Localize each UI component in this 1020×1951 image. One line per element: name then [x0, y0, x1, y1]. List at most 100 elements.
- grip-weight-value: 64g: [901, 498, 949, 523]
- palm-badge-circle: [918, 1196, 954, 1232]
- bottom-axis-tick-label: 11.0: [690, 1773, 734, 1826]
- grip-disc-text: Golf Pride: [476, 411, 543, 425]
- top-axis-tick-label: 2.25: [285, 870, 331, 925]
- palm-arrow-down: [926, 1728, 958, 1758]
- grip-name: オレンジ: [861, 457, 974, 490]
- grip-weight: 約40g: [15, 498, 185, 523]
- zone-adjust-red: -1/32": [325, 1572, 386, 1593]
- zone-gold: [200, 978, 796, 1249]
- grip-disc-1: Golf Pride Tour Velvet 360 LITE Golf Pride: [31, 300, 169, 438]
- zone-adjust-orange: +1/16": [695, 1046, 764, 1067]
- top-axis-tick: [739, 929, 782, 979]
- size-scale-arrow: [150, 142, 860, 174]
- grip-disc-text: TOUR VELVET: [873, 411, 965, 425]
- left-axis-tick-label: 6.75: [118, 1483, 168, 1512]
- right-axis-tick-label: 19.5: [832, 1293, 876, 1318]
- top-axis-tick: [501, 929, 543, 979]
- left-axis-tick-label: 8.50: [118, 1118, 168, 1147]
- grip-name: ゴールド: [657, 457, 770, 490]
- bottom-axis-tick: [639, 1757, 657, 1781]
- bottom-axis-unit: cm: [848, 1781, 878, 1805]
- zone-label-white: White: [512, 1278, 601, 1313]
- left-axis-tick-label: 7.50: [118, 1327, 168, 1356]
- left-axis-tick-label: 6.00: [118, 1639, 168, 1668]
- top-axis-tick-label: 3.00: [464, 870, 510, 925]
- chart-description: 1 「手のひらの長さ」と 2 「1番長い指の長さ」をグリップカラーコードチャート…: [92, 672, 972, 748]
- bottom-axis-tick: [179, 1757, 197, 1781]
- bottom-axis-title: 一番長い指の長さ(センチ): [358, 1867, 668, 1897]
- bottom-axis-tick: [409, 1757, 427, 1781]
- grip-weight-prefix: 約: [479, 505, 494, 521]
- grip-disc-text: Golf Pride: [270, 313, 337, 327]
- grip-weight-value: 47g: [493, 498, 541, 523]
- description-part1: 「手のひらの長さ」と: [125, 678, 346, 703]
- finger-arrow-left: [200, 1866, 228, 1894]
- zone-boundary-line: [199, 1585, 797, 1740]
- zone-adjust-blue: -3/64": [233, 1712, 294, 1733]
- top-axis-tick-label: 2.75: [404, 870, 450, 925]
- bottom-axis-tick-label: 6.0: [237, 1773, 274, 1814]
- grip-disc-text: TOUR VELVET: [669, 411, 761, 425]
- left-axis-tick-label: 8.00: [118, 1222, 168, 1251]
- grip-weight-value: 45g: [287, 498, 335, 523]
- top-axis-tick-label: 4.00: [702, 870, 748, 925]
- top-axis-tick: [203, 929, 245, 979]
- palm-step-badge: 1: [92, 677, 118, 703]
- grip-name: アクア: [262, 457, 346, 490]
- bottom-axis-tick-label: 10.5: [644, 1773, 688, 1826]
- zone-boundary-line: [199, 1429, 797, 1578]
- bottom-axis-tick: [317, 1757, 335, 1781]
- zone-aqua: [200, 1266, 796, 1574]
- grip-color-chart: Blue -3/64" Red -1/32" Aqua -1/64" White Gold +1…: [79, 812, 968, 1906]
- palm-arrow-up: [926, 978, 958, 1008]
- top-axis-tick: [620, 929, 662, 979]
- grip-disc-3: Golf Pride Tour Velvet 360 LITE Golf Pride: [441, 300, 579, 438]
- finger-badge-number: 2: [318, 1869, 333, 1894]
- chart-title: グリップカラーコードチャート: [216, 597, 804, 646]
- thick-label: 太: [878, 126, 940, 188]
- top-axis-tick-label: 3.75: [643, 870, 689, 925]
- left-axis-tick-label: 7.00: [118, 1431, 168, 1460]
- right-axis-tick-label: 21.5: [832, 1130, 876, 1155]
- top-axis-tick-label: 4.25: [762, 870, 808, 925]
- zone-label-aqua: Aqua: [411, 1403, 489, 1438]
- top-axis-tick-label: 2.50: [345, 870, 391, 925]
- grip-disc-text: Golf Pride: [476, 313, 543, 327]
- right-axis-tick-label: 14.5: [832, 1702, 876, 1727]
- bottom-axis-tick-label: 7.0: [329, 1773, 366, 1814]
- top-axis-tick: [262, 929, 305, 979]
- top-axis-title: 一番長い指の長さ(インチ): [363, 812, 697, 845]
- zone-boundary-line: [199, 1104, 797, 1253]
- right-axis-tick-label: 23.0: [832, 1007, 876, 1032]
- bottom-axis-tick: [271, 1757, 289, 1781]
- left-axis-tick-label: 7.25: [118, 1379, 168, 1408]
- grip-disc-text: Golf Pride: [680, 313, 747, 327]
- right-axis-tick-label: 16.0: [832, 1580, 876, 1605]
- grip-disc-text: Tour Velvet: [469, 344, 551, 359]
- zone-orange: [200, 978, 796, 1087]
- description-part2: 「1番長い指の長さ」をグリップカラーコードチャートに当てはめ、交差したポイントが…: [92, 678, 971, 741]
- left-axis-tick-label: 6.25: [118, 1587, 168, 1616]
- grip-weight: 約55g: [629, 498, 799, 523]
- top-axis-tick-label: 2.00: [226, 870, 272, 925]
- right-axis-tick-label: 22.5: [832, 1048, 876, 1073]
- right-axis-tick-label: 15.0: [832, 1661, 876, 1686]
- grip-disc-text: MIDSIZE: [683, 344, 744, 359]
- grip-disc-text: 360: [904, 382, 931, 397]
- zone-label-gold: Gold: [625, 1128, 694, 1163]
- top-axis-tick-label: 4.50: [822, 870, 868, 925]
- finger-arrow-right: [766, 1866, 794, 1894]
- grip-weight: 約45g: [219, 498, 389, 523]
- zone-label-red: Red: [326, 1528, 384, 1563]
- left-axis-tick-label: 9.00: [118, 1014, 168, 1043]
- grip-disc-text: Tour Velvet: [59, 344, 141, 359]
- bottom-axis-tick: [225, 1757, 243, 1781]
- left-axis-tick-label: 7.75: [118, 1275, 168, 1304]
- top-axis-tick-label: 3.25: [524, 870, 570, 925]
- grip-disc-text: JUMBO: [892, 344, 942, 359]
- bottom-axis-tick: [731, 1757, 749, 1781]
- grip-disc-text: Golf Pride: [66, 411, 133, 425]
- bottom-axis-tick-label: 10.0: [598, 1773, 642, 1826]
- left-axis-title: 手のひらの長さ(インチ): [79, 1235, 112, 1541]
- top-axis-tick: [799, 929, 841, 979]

JOB:
Extract every line of the listing above and reproduce each one verbatim, without any change.

REPLY TO THE EXERCISE:
Localize each UI component in this 1020×1951 image. One line per element: name then [x0, y0, x1, y1]. List at most 100 elements.
- grip-weight-value: 64g: [901, 498, 949, 523]
- palm-badge-circle: [918, 1196, 954, 1232]
- bottom-axis-tick-label: 11.0: [690, 1773, 734, 1826]
- grip-disc-text: Golf Pride: [476, 411, 543, 425]
- top-axis-tick-label: 2.25: [285, 870, 331, 925]
- palm-arrow-down: [926, 1728, 958, 1758]
- grip-name: オレンジ: [861, 457, 974, 490]
- grip-weight: 約40g: [15, 498, 185, 523]
- zone-adjust-red: -1/32": [325, 1572, 386, 1593]
- zone-gold: [200, 978, 796, 1249]
- grip-disc-1: Golf Pride Tour Velvet 360 LITE Golf Pride: [31, 300, 169, 438]
- zone-adjust-orange: +1/16": [695, 1046, 764, 1067]
- top-axis-tick: [739, 929, 782, 979]
- size-scale-arrow: [150, 142, 860, 174]
- grip-disc-text: TOUR VELVET: [873, 411, 965, 425]
- left-axis-tick-label: 6.75: [118, 1483, 168, 1512]
- right-axis-tick-label: 19.5: [832, 1293, 876, 1318]
- top-axis-tick: [501, 929, 543, 979]
- left-axis-tick-label: 8.50: [118, 1118, 168, 1147]
- grip-name: ゴールド: [657, 457, 770, 490]
- bottom-axis-tick: [639, 1757, 657, 1781]
- bottom-axis-unit: cm: [848, 1781, 878, 1805]
- zone-label-white: White: [512, 1278, 601, 1313]
- left-axis-tick-label: 7.50: [118, 1327, 168, 1356]
- left-axis-tick-label: 6.00: [118, 1639, 168, 1668]
- top-axis-tick-label: 3.00: [464, 870, 510, 925]
- chart-description: 1 「手のひらの長さ」と 2 「1番長い指の長さ」をグリップカラーコードチャート…: [92, 672, 972, 748]
- bottom-axis-tick: [179, 1757, 197, 1781]
- bottom-axis-title: 一番長い指の長さ(センチ): [358, 1867, 668, 1897]
- bottom-axis-tick: [409, 1757, 427, 1781]
- grip-weight-prefix: 約: [479, 505, 494, 521]
- grip-disc-text: Golf Pride: [270, 313, 337, 327]
- grip-weight-value: 47g: [493, 498, 541, 523]
- description-part1: 「手のひらの長さ」と: [125, 678, 346, 703]
- finger-arrow-left: [200, 1866, 228, 1894]
- zone-boundary-line: [199, 1585, 797, 1740]
- zone-adjust-blue: -3/64": [233, 1712, 294, 1733]
- top-axis-tick-label: 2.75: [404, 870, 450, 925]
- bottom-axis-tick-label: 6.0: [237, 1773, 274, 1814]
- grip-disc-text: TOUR VELVET: [669, 411, 761, 425]
- left-axis-tick-label: 8.00: [118, 1222, 168, 1251]
- grip-weight-value: 45g: [287, 498, 335, 523]
- top-axis-tick-label: 4.00: [702, 870, 748, 925]
- top-axis-tick: [203, 929, 245, 979]
- palm-step-badge: 1: [92, 677, 118, 703]
- grip-name: アクア: [262, 457, 346, 490]
- bottom-axis-tick-label: 10.5: [644, 1773, 688, 1826]
- zone-boundary-line: [199, 1429, 797, 1578]
- bottom-axis-tick: [317, 1757, 335, 1781]
- zone-aqua: [200, 1266, 796, 1574]
- grip-color-chart: Blue -3/64" Red -1/32" Aqua -1/64" White Gold +1…: [79, 812, 968, 1906]
- palm-arrow-up: [926, 978, 958, 1008]
- top-axis-tick: [620, 929, 662, 979]
- grip-disc-3: Golf Pride Tour Velvet 360 LITE Golf Pride: [441, 300, 579, 438]
- finger-badge-number: 2: [318, 1869, 333, 1894]
- chart-title: グリップカラーコードチャート: [216, 597, 804, 646]
- thick-label: 太: [878, 126, 940, 188]
- top-axis-tick-label: 3.75: [643, 870, 689, 925]
- left-axis-tick-label: 7.00: [118, 1431, 168, 1460]
- right-axis-tick-label: 21.5: [832, 1130, 876, 1155]
- top-axis-tick-label: 4.25: [762, 870, 808, 925]
- zone-label-aqua: Aqua: [411, 1403, 489, 1438]
- top-axis-tick-label: 2.50: [345, 870, 391, 925]
- grip-disc-text: Golf Pride: [476, 313, 543, 327]
- right-axis-tick-label: 14.5: [832, 1702, 876, 1727]
- bottom-axis-tick-label: 7.0: [329, 1773, 366, 1814]
- top-axis-tick: [262, 929, 305, 979]
- top-axis-title: 一番長い指の長さ(インチ): [363, 812, 697, 845]
- zone-boundary-line: [199, 1104, 797, 1253]
- right-axis-tick-label: 23.0: [832, 1007, 876, 1032]
- bottom-axis-tick: [271, 1757, 289, 1781]
- left-axis-tick-label: 7.25: [118, 1379, 168, 1408]
- grip-disc-text: Golf Pride: [680, 313, 747, 327]
- right-axis-tick-label: 16.0: [832, 1580, 876, 1605]
- grip-disc-text: Tour Velvet: [469, 344, 551, 359]
- zone-orange: [200, 978, 796, 1087]
- description-part2: 「1番長い指の長さ」をグリップカラーコードチャートに当てはめ、交差したポイントが…: [92, 678, 971, 741]
- left-axis-tick-label: 6.25: [118, 1587, 168, 1616]
- grip-weight: 約55g: [629, 498, 799, 523]
- top-axis-tick-label: 2.00: [226, 870, 272, 925]
- right-axis-tick-label: 22.5: [832, 1048, 876, 1073]
- right-axis-tick-label: 15.0: [832, 1661, 876, 1686]
- grip-disc-text: MIDSIZE: [683, 344, 744, 359]
- grip-disc-text: 360: [904, 382, 931, 397]
- zone-label-gold: Gold: [625, 1128, 694, 1163]
- top-axis-tick-label: 4.50: [822, 870, 868, 925]
- finger-arrow-right: [766, 1866, 794, 1894]
- grip-weight: 約45g: [219, 498, 389, 523]
- zone-label-red: Red: [326, 1528, 384, 1563]
- left-axis-tick-label: 9.00: [118, 1014, 168, 1043]
- grip-disc-text: Tour Velvet: [59, 344, 141, 359]
- bottom-axis-tick: [225, 1757, 243, 1781]
- left-axis-tick-label: 7.75: [118, 1275, 168, 1304]
- top-axis-tick-label: 3.25: [524, 870, 570, 925]
- grip-disc-text: JUMBO: [892, 344, 942, 359]
- bottom-axis-tick: [731, 1757, 749, 1781]
- grip-disc-text: Golf Pride: [66, 411, 133, 425]
- bottom-axis-tick-label: 10.0: [598, 1773, 642, 1826]
- left-axis-title: 手のひらの長さ(インチ): [79, 1235, 112, 1541]
- top-axis-tick: [799, 929, 841, 979]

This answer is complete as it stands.